- **What you will do**: Output the full listing below exactly as it reads, and skip anything that is a picture.
### Supplied data
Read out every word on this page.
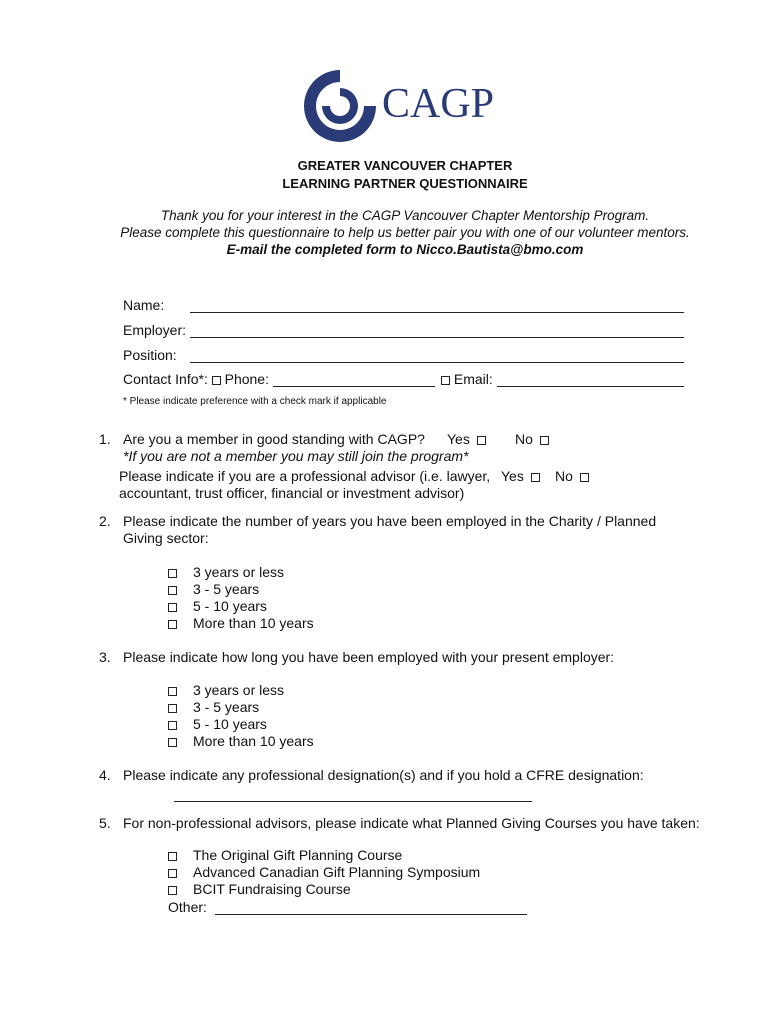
CAGP
GREATER VANCOUVER CHAPTER
LEARNING PARTNER QUESTIONNAIRE
Thank you for your interest in the CAGP Vancouver Chapter Mentorship Program.
Please complete this questionnaire to help us better pair you with one of our volunteer mentors.
E-mail the completed form to Nicco.Bautista@bmo.com
Name:
Employer:
Position:
Contact Info*: Phone:	Email:
* Please indicate preference with a check mark if applicable
1. Are you a member in good standing with CAGP? Yes	No
*If you are not a member you may still join the program*
Please indicate if you are a professional advisor (i.e. lawyer, Yes	No
accountant, trust officer, financial or investment advisor)
2. Please indicate the number of years you have been employed in the Charity / Planned
Giving sector:
3 years or less
3 - 5 years
5 - 10 years
More than 10 years
3. Please indicate how long you have been employed with your present employer:
3 years or less
3 - 5 years
5 - 10 years
More than 10 years
4. Please indicate any professional designation(s) and if you hold a CFRE designation:
5. For non-professional advisors, please indicate what Planned Giving Courses you have taken:
The Original Gift Planning Course
Advanced Canadian Gift Planning Symposium
BCIT Fundraising Course
Other:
######
- **Expected output**:
Read out every word on this page.
CAGP
GREATER VANCOUVER CHAPTER
LEARNING PARTNER QUESTIONNAIRE
Thank you for your interest in the CAGP Vancouver Chapter Mentorship Program.
Please complete this questionnaire to help us better pair you with one of our volunteer mentors.
E-mail the completed form to Nicco.Bautista@bmo.com
Name:
Employer:
Position:
Contact Info*: Phone:	Email:
* Please indicate preference with a check mark if applicable
1. Are you a member in good standing with CAGP? Yes	No
*If you are not a member you may still join the program*
Please indicate if you are a professional advisor (i.e. lawyer, Yes	No
accountant, trust officer, financial or investment advisor)
2. Please indicate the number of years you have been employed in the Charity / Planned
Giving sector:
3 years or less
3 - 5 years
5 - 10 years
More than 10 years
3. Please indicate how long you have been employed with your present employer:
3 years or less
3 - 5 years
5 - 10 years
More than 10 years
4. Please indicate any professional designation(s) and if you hold a CFRE designation:
5. For non-professional advisors, please indicate what Planned Giving Courses you have taken:
The Original Gift Planning Course
Advanced Canadian Gift Planning Symposium
BCIT Fundraising Course
Other:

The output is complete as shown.